▶ [Given task]: Report the total number of lines that include the string "công", without any other text.

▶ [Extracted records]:

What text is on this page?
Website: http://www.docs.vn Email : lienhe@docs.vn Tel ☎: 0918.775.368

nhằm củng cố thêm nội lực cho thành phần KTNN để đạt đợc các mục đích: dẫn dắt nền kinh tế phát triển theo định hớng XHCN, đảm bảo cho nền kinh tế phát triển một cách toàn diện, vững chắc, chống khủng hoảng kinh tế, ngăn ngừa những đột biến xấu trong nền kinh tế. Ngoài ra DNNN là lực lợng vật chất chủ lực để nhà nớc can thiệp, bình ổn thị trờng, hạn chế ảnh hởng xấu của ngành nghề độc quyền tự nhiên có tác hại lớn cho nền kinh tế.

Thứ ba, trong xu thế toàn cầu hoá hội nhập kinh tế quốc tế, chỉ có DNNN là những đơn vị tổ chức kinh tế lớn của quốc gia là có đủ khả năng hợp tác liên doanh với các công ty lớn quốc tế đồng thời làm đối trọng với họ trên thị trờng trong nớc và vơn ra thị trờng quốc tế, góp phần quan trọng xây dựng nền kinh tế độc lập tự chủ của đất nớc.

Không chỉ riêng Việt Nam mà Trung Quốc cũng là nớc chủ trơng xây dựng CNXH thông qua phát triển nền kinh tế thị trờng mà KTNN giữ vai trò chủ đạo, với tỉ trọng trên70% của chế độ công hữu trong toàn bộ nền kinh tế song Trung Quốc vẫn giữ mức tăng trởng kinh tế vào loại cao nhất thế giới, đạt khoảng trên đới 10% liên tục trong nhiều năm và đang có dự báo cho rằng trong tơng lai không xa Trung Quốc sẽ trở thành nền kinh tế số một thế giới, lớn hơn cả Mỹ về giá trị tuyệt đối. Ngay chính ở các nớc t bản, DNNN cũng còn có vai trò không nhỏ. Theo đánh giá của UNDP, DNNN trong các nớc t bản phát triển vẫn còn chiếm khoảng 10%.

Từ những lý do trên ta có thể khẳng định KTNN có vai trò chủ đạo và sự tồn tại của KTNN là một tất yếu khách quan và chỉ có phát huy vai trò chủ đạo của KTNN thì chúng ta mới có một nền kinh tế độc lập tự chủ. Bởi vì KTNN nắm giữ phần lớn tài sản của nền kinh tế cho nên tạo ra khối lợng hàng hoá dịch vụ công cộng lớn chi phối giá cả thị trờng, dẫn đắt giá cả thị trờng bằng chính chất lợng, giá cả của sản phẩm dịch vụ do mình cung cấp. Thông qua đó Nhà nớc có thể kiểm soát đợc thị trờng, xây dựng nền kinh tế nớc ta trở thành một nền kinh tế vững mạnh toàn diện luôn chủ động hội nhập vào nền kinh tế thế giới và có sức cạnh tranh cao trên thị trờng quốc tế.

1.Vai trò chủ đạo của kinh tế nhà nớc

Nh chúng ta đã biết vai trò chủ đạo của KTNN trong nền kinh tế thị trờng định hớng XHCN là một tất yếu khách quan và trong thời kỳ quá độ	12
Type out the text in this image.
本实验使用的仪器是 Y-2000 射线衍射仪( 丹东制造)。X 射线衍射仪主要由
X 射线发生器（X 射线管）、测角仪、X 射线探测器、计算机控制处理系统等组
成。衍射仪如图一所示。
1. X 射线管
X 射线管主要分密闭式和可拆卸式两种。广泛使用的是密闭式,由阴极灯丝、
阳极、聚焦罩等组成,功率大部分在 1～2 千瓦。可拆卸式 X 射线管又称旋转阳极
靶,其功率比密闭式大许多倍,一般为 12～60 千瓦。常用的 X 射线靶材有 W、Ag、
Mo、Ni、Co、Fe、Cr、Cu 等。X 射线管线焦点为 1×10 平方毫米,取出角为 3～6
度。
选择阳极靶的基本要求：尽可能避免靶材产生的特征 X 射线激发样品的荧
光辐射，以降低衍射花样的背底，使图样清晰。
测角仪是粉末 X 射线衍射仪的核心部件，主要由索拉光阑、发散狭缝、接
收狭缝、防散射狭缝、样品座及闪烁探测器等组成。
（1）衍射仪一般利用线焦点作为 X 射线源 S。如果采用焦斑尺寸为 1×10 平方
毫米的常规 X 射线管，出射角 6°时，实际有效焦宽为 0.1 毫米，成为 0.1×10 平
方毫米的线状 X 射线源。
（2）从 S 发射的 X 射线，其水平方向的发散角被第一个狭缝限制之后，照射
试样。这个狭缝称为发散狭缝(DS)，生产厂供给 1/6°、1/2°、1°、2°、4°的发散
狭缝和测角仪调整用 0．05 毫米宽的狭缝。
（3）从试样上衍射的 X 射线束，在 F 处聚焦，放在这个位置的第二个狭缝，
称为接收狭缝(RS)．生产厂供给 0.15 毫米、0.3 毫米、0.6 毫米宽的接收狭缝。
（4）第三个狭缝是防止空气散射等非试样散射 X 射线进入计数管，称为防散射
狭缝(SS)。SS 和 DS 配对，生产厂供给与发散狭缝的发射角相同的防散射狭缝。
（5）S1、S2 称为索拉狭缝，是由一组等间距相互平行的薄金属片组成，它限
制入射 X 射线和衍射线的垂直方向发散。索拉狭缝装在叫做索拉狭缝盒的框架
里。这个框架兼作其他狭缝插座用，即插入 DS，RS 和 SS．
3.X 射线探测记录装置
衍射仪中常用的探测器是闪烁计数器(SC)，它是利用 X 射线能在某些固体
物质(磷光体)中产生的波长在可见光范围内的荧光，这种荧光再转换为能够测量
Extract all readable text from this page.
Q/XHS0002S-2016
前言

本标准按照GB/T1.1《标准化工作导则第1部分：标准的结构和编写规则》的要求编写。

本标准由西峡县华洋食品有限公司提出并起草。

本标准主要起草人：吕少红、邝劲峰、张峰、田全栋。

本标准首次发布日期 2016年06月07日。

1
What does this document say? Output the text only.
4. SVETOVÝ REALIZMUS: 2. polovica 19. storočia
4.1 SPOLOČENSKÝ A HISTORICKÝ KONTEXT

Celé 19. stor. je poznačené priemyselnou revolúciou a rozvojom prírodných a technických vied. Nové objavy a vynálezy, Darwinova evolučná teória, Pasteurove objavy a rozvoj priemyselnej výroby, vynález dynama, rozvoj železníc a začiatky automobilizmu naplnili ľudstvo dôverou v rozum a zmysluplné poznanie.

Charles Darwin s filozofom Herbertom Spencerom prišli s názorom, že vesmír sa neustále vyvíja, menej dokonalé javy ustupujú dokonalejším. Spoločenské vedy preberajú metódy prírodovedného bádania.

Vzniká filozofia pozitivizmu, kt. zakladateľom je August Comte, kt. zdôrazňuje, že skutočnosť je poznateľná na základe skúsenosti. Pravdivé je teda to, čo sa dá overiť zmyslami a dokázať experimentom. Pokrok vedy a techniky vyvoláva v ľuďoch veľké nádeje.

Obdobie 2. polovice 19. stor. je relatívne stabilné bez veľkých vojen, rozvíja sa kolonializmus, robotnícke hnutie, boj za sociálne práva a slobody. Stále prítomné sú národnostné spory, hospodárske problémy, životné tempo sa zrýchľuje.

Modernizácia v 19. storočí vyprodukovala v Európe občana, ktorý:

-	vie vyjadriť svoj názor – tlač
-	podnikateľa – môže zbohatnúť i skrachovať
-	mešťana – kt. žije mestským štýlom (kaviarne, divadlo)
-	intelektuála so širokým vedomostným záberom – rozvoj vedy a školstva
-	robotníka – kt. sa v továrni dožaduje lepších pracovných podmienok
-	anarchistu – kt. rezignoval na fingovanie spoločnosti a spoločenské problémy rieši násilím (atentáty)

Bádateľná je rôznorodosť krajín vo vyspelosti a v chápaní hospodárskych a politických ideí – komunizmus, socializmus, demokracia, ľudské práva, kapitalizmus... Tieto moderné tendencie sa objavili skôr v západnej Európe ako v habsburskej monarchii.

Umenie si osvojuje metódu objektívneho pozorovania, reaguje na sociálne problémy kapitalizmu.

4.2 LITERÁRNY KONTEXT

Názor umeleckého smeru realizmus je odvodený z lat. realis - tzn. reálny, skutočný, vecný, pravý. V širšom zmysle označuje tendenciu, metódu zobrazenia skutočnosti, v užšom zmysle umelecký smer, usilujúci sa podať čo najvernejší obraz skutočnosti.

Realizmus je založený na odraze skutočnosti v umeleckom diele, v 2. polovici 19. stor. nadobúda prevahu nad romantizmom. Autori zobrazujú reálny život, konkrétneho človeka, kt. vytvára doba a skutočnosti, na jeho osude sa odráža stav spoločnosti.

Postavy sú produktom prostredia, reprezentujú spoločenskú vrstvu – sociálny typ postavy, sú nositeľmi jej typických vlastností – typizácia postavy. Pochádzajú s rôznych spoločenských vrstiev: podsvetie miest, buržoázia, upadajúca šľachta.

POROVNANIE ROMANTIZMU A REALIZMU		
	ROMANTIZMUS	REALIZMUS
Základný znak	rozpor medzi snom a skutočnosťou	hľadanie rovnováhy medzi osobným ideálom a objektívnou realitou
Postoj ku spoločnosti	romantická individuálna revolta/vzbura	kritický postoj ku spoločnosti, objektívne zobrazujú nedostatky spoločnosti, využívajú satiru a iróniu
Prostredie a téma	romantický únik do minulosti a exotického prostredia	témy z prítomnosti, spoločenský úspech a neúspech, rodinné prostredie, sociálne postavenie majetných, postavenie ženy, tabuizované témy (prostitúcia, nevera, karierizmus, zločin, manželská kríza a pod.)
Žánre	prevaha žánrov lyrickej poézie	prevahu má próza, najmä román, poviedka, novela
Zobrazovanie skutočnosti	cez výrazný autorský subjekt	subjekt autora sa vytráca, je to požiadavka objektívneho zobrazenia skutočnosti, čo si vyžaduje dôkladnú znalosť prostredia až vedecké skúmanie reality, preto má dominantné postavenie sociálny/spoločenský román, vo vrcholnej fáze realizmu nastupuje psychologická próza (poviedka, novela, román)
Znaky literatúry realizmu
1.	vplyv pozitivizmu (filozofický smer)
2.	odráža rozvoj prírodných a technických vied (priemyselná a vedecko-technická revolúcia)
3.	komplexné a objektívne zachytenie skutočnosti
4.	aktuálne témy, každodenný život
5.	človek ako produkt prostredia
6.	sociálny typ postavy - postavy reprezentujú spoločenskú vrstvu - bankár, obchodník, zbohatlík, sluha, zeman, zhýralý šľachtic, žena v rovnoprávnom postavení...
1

▶ [Task output]: 3